### Task data:
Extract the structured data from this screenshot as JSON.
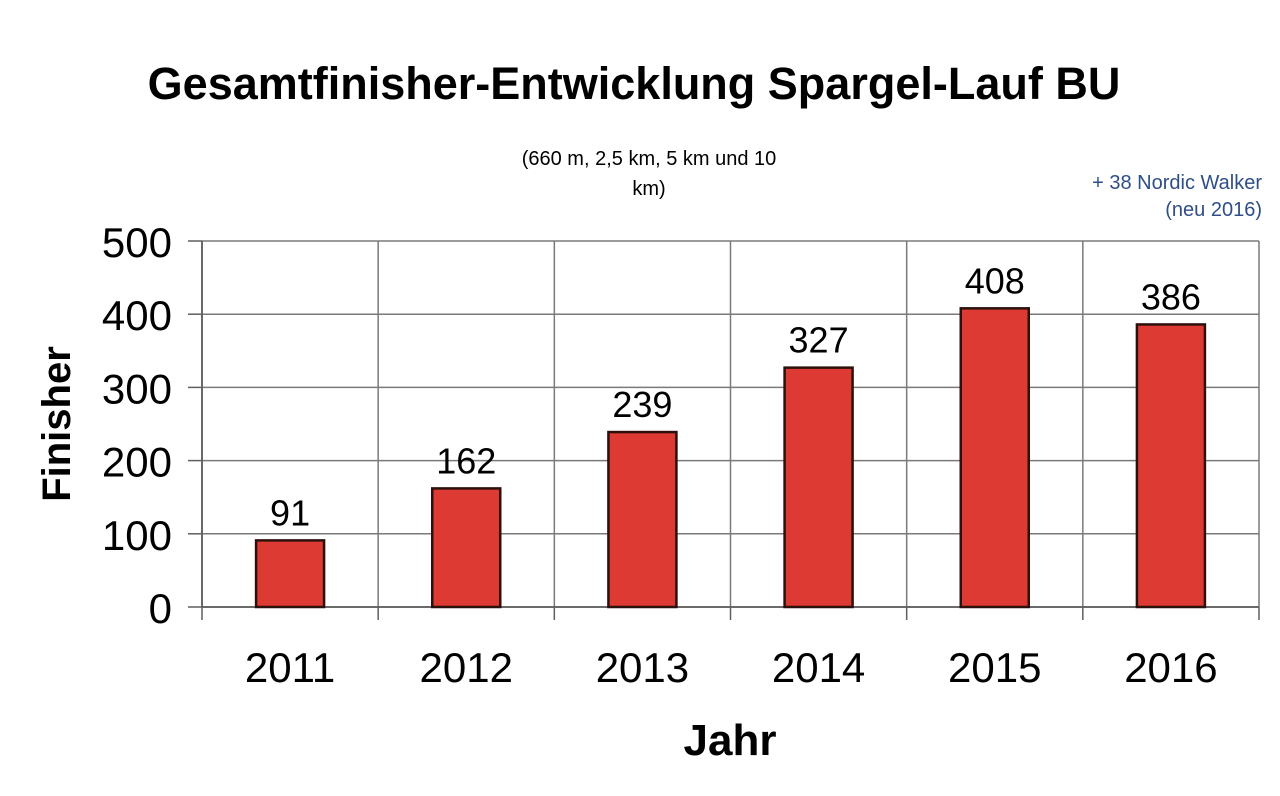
{
  "page": {
    "background": "#ffffff"
  },
  "header": {
    "title": "Gesamtfinisher-Entwicklung Spargel-Lauf BU",
    "subtitle_lines": [
      "(660 m, 2,5 km, 5 km und 10",
      "km)"
    ],
    "annotation_lines": [
      "+ 38 Nordic Walker",
      "(neu 2016)"
    ],
    "annotation_color": "#2F4E87"
  },
  "chart_data": {
    "type": "bar",
    "title": "Gesamtfinisher-Entwicklung Spargel-Lauf BU",
    "subtitle": "(660 m, 2,5 km, 5 km und 10 km)",
    "categories": [
      "2011",
      "2012",
      "2013",
      "2014",
      "2015",
      "2016"
    ],
    "values": [
      91,
      162,
      239,
      327,
      408,
      386
    ],
    "data_labels": [
      91,
      162,
      239,
      327,
      408,
      386
    ],
    "xlabel": "Jahr",
    "ylabel": "Finisher",
    "ylim": [
      0,
      500
    ],
    "yticks": [
      0,
      100,
      200,
      300,
      400,
      500
    ],
    "grid": "horizontal-and-vertical",
    "legend": "none",
    "bar_color": "#DC3A32",
    "bar_border_color": "#2B100C",
    "grid_color": "#7A7A7A",
    "axis_color": "#5F5F5F",
    "annotations": [
      {
        "text": "+ 38 Nordic Walker (neu 2016)",
        "position": "top-right",
        "color": "#2F4E87"
      }
    ]
  }
}
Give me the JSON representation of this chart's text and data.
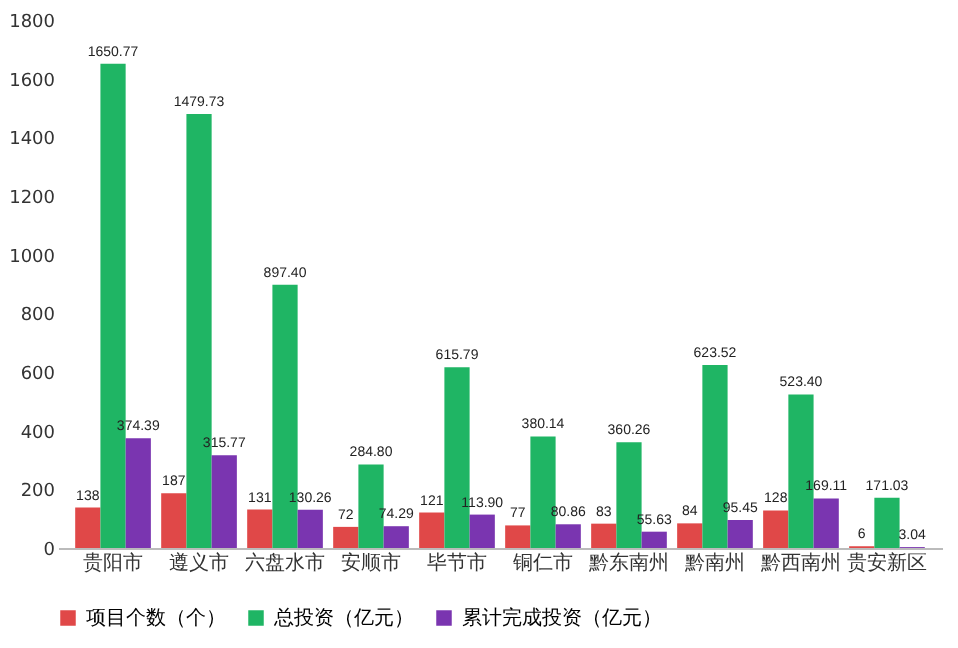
{
  "chart_data": {
    "type": "bar",
    "categories": [
      "贵阳市",
      "遵义市",
      "六盘水市",
      "安顺市",
      "毕节市",
      "铜仁市",
      "黔东南州",
      "黔南州",
      "黔西南州",
      "贵安新区"
    ],
    "series": [
      {
        "name": "项目个数（个）",
        "color": "#e04848",
        "values": [
          138,
          187,
          131,
          72,
          121,
          77,
          83,
          84,
          128,
          6
        ],
        "value_labels": [
          "138",
          "187",
          "131",
          "72",
          "121",
          "77",
          "83",
          "84",
          "128",
          "6"
        ]
      },
      {
        "name": "总投资（亿元）",
        "color": "#1fb564",
        "values": [
          1650.77,
          1479.73,
          897.4,
          284.8,
          615.79,
          380.14,
          360.26,
          623.52,
          523.4,
          171.03
        ],
        "value_labels": [
          "1650.77",
          "1479.73",
          "897.40",
          "284.80",
          "615.79",
          "380.14",
          "360.26",
          "623.52",
          "523.40",
          "171.03"
        ]
      },
      {
        "name": "累计完成投资（亿元）",
        "color": "#7a35b0",
        "values": [
          374.39,
          315.77,
          130.26,
          74.29,
          113.9,
          80.86,
          55.63,
          95.45,
          169.11,
          3.04
        ],
        "value_labels": [
          "374.39",
          "315.77",
          "130.26",
          "74.29",
          "113.90",
          "80.86",
          "55.63",
          "95.45",
          "169.11",
          "3.04"
        ]
      }
    ],
    "ylim": [
      0,
      1800
    ],
    "yticks": [
      0,
      200,
      400,
      600,
      800,
      1000,
      1200,
      1400,
      1600,
      1800
    ],
    "grid": false,
    "legend": "bottom"
  }
}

### What is required:
The entries above are to be returned exactly, without their pictures.

### Response for this exercise:
Extract the structured data from this screenshot as JSON.
{
  "page": {
    "background": "#ffffff"
  },
  "header": {
    "title": "Gesamtfinisher-Entwicklung Spargel-Lauf BU",
    "subtitle_lines": [
      "(660 m, 2,5 km, 5 km und 10",
      "km)"
    ],
    "annotation_lines": [
      "+ 38 Nordic Walker",
      "(neu 2016)"
    ],
    "annotation_color": "#2F4E87"
  },
  "chart_data": {
    "type": "bar",
    "title": "Gesamtfinisher-Entwicklung Spargel-Lauf BU",
    "subtitle": "(660 m, 2,5 km, 5 km und 10 km)",
    "categories": [
      "2011",
      "2012",
      "2013",
      "2014",
      "2015",
      "2016"
    ],
    "values": [
      91,
      162,
      239,
      327,
      408,
      386
    ],
    "data_labels": [
      91,
      162,
      239,
      327,
      408,
      386
    ],
    "xlabel": "Jahr",
    "ylabel": "Finisher",
    "ylim": [
      0,
      500
    ],
    "yticks": [
      0,
      100,
      200,
      300,
      400,
      500
    ],
    "grid": "horizontal-and-vertical",
    "legend": "none",
    "bar_color": "#DC3A32",
    "bar_border_color": "#2B100C",
    "grid_color": "#7A7A7A",
    "axis_color": "#5F5F5F",
    "annotations": [
      {
        "text": "+ 38 Nordic Walker (neu 2016)",
        "position": "top-right",
        "color": "#2F4E87"
      }
    ]
  }
}
Give me the JSON representation of this chart's text and data.
{
  "chart_data": {
    "type": "bar",
    "categories": [
      "贵阳市",
      "遵义市",
      "六盘水市",
      "安顺市",
      "毕节市",
      "铜仁市",
      "黔东南州",
      "黔南州",
      "黔西南州",
      "贵安新区"
    ],
    "series": [
      {
        "name": "项目个数（个）",
        "color": "#e04848",
        "values": [
          138,
          187,
          131,
          72,
          121,
          77,
          83,
          84,
          128,
          6
        ],
        "value_labels": [
          "138",
          "187",
          "131",
          "72",
          "121",
          "77",
          "83",
          "84",
          "128",
          "6"
        ]
      },
      {
        "name": "总投资（亿元）",
        "color": "#1fb564",
        "values": [
          1650.77,
          1479.73,
          897.4,
          284.8,
          615.79,
          380.14,
          360.26,
          623.52,
          523.4,
          171.03
        ],
        "value_labels": [
          "1650.77",
          "1479.73",
          "897.40",
          "284.80",
          "615.79",
          "380.14",
          "360.26",
          "623.52",
          "523.40",
          "171.03"
        ]
      },
      {
        "name": "累计完成投资（亿元）",
        "color": "#7a35b0",
        "values": [
          374.39,
          315.77,
          130.26,
          74.29,
          113.9,
          80.86,
          55.63,
          95.45,
          169.11,
          3.04
        ],
        "value_labels": [
          "374.39",
          "315.77",
          "130.26",
          "74.29",
          "113.90",
          "80.86",
          "55.63",
          "95.45",
          "169.11",
          "3.04"
        ]
      }
    ],
    "ylim": [
      0,
      1800
    ],
    "yticks": [
      0,
      200,
      400,
      600,
      800,
      1000,
      1200,
      1400,
      1600,
      1800
    ],
    "grid": false,
    "legend": "bottom"
  }
}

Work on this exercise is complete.